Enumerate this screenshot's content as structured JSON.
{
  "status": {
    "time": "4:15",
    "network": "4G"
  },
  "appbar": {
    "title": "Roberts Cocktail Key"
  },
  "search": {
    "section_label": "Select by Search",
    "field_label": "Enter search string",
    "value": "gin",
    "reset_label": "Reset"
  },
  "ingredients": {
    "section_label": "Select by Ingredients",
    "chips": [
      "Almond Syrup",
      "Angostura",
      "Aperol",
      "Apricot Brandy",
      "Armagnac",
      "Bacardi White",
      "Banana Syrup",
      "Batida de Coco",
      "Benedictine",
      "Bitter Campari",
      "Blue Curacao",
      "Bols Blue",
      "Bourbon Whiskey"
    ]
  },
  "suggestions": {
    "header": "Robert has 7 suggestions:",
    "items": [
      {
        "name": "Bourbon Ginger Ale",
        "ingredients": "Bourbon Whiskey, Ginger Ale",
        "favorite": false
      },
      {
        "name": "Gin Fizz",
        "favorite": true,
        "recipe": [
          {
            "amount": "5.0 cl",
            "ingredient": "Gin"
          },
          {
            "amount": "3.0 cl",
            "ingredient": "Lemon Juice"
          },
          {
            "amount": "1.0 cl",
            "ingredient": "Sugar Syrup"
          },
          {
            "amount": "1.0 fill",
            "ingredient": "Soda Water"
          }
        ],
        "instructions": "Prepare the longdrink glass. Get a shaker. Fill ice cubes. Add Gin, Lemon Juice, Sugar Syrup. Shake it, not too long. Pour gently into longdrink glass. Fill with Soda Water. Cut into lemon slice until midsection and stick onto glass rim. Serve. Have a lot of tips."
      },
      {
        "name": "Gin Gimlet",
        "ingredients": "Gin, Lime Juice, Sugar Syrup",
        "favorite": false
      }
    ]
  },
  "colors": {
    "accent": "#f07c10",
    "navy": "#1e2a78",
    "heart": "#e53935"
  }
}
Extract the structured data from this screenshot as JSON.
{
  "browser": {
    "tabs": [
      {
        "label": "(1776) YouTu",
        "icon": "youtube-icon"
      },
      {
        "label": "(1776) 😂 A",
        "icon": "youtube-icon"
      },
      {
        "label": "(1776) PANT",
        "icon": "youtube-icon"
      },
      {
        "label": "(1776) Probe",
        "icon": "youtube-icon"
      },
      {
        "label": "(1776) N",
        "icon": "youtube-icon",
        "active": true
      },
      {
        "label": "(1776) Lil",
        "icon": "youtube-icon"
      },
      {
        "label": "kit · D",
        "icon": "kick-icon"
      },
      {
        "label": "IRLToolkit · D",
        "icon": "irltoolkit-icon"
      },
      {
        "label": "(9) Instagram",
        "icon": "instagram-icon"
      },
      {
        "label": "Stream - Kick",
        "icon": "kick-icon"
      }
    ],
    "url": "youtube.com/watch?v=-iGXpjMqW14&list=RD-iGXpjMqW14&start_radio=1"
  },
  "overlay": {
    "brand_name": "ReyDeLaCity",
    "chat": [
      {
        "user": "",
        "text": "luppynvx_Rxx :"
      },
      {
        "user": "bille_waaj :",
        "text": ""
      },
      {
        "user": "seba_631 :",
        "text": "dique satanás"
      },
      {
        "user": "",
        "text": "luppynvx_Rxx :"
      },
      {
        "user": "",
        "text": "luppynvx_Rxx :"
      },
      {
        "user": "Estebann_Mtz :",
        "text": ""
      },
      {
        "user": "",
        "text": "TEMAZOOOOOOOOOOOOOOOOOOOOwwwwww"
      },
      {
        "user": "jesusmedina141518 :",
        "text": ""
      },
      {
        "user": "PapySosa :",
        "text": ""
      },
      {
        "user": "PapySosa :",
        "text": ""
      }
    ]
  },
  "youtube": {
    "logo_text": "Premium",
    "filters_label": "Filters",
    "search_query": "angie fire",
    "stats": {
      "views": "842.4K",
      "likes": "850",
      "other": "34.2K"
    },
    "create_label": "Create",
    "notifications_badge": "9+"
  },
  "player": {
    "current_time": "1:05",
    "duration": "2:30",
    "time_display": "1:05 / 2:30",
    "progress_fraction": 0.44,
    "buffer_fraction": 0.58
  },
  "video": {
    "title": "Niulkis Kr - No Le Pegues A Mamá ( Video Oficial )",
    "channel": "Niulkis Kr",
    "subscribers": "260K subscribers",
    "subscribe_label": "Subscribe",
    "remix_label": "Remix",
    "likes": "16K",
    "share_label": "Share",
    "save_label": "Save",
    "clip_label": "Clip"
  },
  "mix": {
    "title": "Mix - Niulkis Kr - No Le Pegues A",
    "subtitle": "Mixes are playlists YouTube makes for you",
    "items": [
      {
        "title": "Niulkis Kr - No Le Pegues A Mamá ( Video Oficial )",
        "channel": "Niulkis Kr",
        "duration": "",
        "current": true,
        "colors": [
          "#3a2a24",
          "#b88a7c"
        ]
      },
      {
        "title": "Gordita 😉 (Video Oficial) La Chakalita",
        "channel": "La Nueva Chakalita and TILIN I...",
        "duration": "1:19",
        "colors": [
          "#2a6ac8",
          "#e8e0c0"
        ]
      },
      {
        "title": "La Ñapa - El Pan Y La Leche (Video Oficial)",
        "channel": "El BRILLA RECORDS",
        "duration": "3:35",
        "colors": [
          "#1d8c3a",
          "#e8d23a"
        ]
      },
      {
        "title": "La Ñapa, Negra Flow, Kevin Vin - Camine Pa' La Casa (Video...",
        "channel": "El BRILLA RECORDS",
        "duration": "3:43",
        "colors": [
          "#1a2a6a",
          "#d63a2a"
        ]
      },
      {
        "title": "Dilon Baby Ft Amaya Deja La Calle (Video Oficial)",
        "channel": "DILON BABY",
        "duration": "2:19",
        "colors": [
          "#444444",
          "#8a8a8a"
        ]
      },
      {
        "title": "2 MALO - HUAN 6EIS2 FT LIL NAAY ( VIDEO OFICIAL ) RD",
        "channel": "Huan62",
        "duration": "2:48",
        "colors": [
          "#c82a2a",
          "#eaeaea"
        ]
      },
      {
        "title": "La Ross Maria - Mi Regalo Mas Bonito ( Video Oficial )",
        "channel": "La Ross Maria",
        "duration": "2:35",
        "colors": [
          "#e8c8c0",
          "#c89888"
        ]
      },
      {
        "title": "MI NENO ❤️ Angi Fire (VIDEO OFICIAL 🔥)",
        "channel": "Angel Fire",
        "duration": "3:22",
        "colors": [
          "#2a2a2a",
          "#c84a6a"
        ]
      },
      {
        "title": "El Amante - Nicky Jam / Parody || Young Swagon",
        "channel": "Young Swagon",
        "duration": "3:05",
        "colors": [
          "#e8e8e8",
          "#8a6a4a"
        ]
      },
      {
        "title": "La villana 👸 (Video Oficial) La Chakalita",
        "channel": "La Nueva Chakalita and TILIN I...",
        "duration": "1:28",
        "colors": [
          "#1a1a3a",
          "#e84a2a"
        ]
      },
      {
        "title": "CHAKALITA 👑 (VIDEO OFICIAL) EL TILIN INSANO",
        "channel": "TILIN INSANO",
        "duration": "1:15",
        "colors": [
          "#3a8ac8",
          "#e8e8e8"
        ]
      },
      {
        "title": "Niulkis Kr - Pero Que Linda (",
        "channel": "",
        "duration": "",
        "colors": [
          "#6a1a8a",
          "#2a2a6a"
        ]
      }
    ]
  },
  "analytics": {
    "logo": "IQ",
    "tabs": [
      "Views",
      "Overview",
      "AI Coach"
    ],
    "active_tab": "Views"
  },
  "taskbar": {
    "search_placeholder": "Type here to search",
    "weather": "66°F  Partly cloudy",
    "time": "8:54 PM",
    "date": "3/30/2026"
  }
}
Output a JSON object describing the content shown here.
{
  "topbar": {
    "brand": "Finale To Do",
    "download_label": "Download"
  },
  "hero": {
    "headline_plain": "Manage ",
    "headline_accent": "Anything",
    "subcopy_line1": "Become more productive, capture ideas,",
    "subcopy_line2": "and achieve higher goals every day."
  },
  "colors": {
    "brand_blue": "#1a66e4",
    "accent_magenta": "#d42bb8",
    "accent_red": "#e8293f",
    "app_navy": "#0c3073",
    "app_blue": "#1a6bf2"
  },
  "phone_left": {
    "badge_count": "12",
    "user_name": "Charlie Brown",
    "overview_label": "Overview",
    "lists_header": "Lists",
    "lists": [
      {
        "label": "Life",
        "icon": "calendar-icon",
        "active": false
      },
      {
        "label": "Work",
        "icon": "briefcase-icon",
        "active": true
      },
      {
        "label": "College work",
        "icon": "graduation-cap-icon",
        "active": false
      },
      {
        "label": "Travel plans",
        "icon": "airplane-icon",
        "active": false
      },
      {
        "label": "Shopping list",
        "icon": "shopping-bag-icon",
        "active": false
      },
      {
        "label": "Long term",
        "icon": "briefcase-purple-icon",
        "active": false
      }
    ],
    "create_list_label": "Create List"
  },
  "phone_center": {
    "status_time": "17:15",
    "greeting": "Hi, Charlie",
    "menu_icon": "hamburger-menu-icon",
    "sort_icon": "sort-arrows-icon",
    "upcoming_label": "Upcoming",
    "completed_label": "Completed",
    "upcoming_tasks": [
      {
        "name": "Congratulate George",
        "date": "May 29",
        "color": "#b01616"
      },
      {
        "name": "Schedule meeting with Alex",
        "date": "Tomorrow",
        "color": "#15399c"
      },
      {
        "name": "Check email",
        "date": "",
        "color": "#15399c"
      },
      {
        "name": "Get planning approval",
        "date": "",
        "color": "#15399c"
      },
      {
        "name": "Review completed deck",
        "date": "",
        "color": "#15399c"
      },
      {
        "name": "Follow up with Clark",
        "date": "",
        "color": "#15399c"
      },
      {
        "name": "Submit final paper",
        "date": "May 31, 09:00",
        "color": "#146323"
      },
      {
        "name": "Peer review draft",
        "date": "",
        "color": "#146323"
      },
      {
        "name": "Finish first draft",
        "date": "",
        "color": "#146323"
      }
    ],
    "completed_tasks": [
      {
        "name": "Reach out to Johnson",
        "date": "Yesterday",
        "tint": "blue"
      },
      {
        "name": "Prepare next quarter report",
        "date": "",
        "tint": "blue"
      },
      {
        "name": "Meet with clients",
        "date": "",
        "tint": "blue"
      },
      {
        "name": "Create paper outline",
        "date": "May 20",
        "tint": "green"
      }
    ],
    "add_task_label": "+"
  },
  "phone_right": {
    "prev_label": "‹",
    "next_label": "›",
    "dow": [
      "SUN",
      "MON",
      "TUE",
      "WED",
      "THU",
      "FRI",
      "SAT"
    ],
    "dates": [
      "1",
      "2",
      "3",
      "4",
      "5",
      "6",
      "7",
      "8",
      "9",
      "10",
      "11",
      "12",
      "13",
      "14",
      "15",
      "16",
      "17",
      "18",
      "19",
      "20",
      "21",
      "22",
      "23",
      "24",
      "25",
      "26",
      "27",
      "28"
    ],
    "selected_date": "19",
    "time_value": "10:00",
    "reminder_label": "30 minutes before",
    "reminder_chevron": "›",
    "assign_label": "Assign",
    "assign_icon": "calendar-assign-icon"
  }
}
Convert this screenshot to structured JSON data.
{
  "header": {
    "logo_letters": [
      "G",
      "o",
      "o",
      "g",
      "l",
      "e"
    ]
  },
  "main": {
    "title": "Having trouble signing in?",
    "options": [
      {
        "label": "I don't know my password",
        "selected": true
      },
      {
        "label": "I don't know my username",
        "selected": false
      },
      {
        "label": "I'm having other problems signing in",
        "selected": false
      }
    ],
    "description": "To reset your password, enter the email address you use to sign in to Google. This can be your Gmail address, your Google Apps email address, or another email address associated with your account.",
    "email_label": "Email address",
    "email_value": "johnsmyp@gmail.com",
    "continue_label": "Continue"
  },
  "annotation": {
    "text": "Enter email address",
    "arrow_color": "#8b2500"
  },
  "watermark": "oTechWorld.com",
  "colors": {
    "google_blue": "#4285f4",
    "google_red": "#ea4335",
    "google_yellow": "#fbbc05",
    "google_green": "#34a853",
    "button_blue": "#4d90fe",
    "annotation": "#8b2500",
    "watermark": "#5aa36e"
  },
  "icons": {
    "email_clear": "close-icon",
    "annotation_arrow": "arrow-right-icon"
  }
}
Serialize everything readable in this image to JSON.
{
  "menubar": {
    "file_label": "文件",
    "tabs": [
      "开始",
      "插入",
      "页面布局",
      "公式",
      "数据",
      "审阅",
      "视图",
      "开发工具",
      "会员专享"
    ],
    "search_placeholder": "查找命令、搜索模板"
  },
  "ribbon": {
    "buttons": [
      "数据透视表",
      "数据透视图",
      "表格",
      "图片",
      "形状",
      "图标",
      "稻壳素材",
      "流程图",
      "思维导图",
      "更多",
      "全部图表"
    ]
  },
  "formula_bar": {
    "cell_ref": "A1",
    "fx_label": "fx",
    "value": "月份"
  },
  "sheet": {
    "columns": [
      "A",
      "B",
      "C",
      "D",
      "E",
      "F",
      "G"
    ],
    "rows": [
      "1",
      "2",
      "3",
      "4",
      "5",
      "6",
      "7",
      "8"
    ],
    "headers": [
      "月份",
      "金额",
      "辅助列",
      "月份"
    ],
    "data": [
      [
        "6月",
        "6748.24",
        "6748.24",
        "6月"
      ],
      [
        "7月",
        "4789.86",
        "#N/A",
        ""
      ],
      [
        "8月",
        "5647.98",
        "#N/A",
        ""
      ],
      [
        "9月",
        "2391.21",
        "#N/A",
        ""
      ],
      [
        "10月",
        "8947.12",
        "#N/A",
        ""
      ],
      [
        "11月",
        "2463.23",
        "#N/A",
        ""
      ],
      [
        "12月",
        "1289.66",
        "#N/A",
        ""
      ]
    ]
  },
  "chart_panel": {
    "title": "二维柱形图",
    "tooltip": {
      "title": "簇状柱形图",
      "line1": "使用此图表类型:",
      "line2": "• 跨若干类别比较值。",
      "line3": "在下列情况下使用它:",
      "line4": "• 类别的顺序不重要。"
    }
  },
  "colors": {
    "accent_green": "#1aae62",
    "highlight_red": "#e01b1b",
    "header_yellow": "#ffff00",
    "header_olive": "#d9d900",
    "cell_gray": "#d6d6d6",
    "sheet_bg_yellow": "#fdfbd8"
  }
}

Task description: Find the line that contains "Serialize everything readable". Repeat it and every line after it, exactly as written, up to and including the last line of the records above.

Expected answer:
Serialize everything readable in this image to JSON.
{
  "menubar": {
    "file_label": "文件",
    "tabs": [
      "开始",
      "插入",
      "页面布局",
      "公式",
      "数据",
      "审阅",
      "视图",
      "开发工具",
      "会员专享"
    ],
    "search_placeholder": "查找命令、搜索模板"
  },
  "ribbon": {
    "buttons": [
      "数据透视表",
      "数据透视图",
      "表格",
      "图片",
      "形状",
      "图标",
      "稻壳素材",
      "流程图",
      "思维导图",
      "更多",
      "全部图表"
    ]
  },
  "formula_bar": {
    "cell_ref": "A1",
    "fx_label": "fx",
    "value": "月份"
  },
  "sheet": {
    "columns": [
      "A",
      "B",
      "C",
      "D",
      "E",
      "F",
      "G"
    ],
    "rows": [
      "1",
      "2",
      "3",
      "4",
      "5",
      "6",
      "7",
      "8"
    ],
    "headers": [
      "月份",
      "金额",
      "辅助列",
      "月份"
    ],
    "data": [
      [
        "6月",
        "6748.24",
        "6748.24",
        "6月"
      ],
      [
        "7月",
        "4789.86",
        "#N/A",
        ""
      ],
      [
        "8月",
        "5647.98",
        "#N/A",
        ""
      ],
      [
        "9月",
        "2391.21",
        "#N/A",
        ""
      ],
      [
        "10月",
        "8947.12",
        "#N/A",
        ""
      ],
      [
        "11月",
        "2463.23",
        "#N/A",
        ""
      ],
      [
        "12月",
        "1289.66",
        "#N/A",
        ""
      ]
    ]
  },
  "chart_panel": {
    "title": "二维柱形图",
    "tooltip": {
      "title": "簇状柱形图",
      "line1": "使用此图表类型:",
      "line2": "• 跨若干类别比较值。",
      "line3": "在下列情况下使用它:",
      "line4": "• 类别的顺序不重要。"
    }
  },
  "colors": {
    "accent_green": "#1aae62",
    "highlight_red": "#e01b1b",
    "header_yellow": "#ffff00",
    "header_olive": "#d9d900",
    "cell_gray": "#d6d6d6",
    "sheet_bg_yellow": "#fdfbd8"
  }
}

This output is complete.